-- START OF PROVIDED INFORMATION --

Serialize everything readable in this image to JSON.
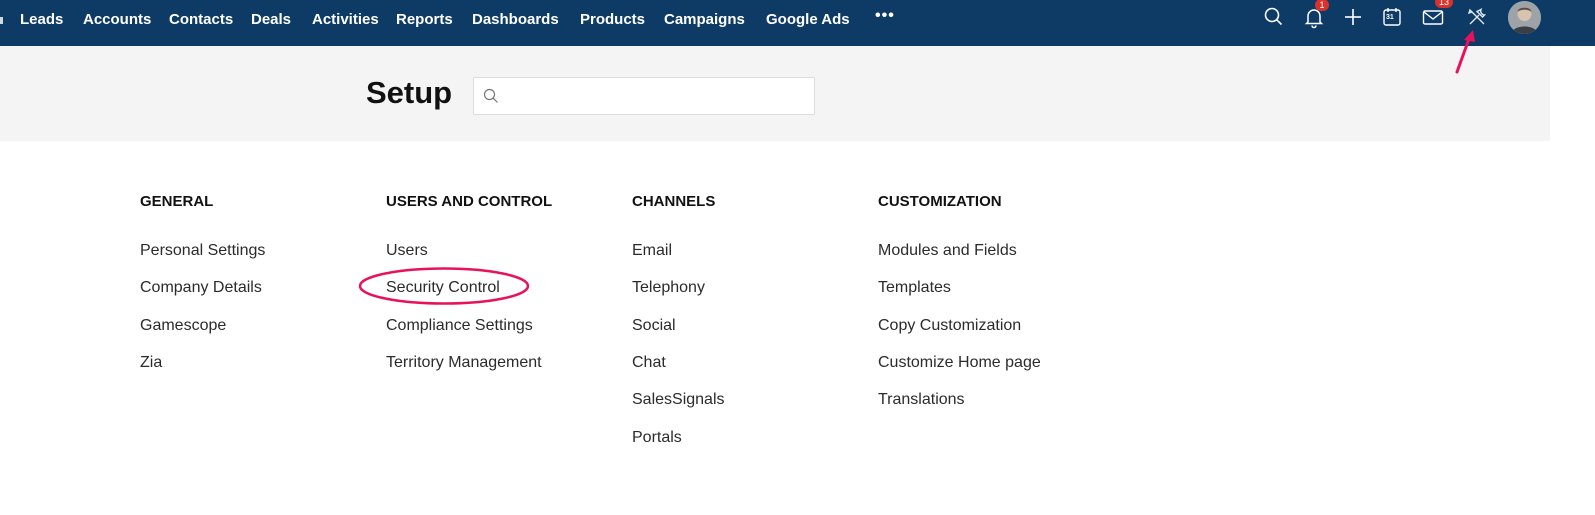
{
  "nav": {
    "tabs": [
      "Leads",
      "Accounts",
      "Contacts",
      "Deals",
      "Activities",
      "Reports",
      "Dashboards",
      "Products",
      "Campaigns",
      "Google Ads"
    ],
    "more_label": "•••",
    "icons": [
      "search-icon",
      "bell-icon",
      "plus-icon",
      "calendar-icon",
      "mail-icon",
      "setup-tools-icon"
    ],
    "notification_count": "1",
    "mail_count": "13",
    "calendar_day": "31"
  },
  "setup": {
    "title": "Setup",
    "search_placeholder": ""
  },
  "columns": [
    {
      "heading": "GENERAL",
      "items": [
        "Personal Settings",
        "Company Details",
        "Gamescope",
        "Zia"
      ]
    },
    {
      "heading": "USERS AND CONTROL",
      "items": [
        "Users",
        "Security Control",
        "Compliance Settings",
        "Territory Management"
      ]
    },
    {
      "heading": "CHANNELS",
      "items": [
        "Email",
        "Telephony",
        "Social",
        "Chat",
        "SalesSignals",
        "Portals"
      ]
    },
    {
      "heading": "CUSTOMIZATION",
      "items": [
        "Modules and Fields",
        "Templates",
        "Copy Customization",
        "Customize Home page",
        "Translations"
      ]
    }
  ],
  "colors": {
    "nav_bg": "#0d3b66",
    "band_bg": "#f4f4f4",
    "badge": "#d9312b",
    "annotation": "#e8125c"
  }
}
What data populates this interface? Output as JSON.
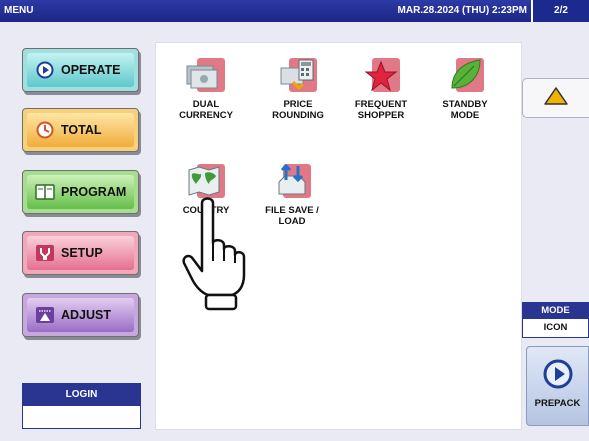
{
  "header": {
    "title": "MENU",
    "datetime": "MAR.28.2024 (THU)  2:23PM",
    "page": "2/2"
  },
  "sidebar": {
    "buttons": [
      {
        "label": "OPERATE"
      },
      {
        "label": "TOTAL"
      },
      {
        "label": "PROGRAM"
      },
      {
        "label": "SETUP"
      },
      {
        "label": "ADJUST"
      }
    ],
    "login": {
      "label": "LOGIN",
      "value": ""
    }
  },
  "icons": [
    {
      "line1": "DUAL",
      "line2": "CURRENCY"
    },
    {
      "line1": "PRICE",
      "line2": "ROUNDING"
    },
    {
      "line1": "FREQUENT",
      "line2": "SHOPPER"
    },
    {
      "line1": "STANDBY",
      "line2": "MODE"
    },
    {
      "line1": "COUNTRY",
      "line2": ""
    },
    {
      "line1": "FILE SAVE /",
      "line2": "LOAD"
    }
  ],
  "right": {
    "mode_label": "MODE",
    "mode_value": "ICON",
    "prepack_label": "PREPACK"
  }
}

-- END OF PROVIDED INFORMATION --

--- TASK DESCRIPTION ---
Extract the text of all the records above verbatim, excluding pictures.

--- RESULT OF THE TASK ---
Serialize everything readable in this image to JSON.
{
  "nav": {
    "tabs": [
      "Leads",
      "Accounts",
      "Contacts",
      "Deals",
      "Activities",
      "Reports",
      "Dashboards",
      "Products",
      "Campaigns",
      "Google Ads"
    ],
    "more_label": "•••",
    "icons": [
      "search-icon",
      "bell-icon",
      "plus-icon",
      "calendar-icon",
      "mail-icon",
      "setup-tools-icon"
    ],
    "notification_count": "1",
    "mail_count": "13",
    "calendar_day": "31"
  },
  "setup": {
    "title": "Setup",
    "search_placeholder": ""
  },
  "columns": [
    {
      "heading": "GENERAL",
      "items": [
        "Personal Settings",
        "Company Details",
        "Gamescope",
        "Zia"
      ]
    },
    {
      "heading": "USERS AND CONTROL",
      "items": [
        "Users",
        "Security Control",
        "Compliance Settings",
        "Territory Management"
      ]
    },
    {
      "heading": "CHANNELS",
      "items": [
        "Email",
        "Telephony",
        "Social",
        "Chat",
        "SalesSignals",
        "Portals"
      ]
    },
    {
      "heading": "CUSTOMIZATION",
      "items": [
        "Modules and Fields",
        "Templates",
        "Copy Customization",
        "Customize Home page",
        "Translations"
      ]
    }
  ],
  "colors": {
    "nav_bg": "#0d3b66",
    "band_bg": "#f4f4f4",
    "badge": "#d9312b",
    "annotation": "#e8125c"
  }
}
What data populates this interface? Output as JSON.
{
  "header": {
    "title": "MENU",
    "datetime": "MAR.28.2024 (THU)  2:23PM",
    "page": "2/2"
  },
  "sidebar": {
    "buttons": [
      {
        "label": "OPERATE"
      },
      {
        "label": "TOTAL"
      },
      {
        "label": "PROGRAM"
      },
      {
        "label": "SETUP"
      },
      {
        "label": "ADJUST"
      }
    ],
    "login": {
      "label": "LOGIN",
      "value": ""
    }
  },
  "icons": [
    {
      "line1": "DUAL",
      "line2": "CURRENCY"
    },
    {
      "line1": "PRICE",
      "line2": "ROUNDING"
    },
    {
      "line1": "FREQUENT",
      "line2": "SHOPPER"
    },
    {
      "line1": "STANDBY",
      "line2": "MODE"
    },
    {
      "line1": "COUNTRY",
      "line2": ""
    },
    {
      "line1": "FILE SAVE /",
      "line2": "LOAD"
    }
  ],
  "right": {
    "mode_label": "MODE",
    "mode_value": "ICON",
    "prepack_label": "PREPACK"
  }
}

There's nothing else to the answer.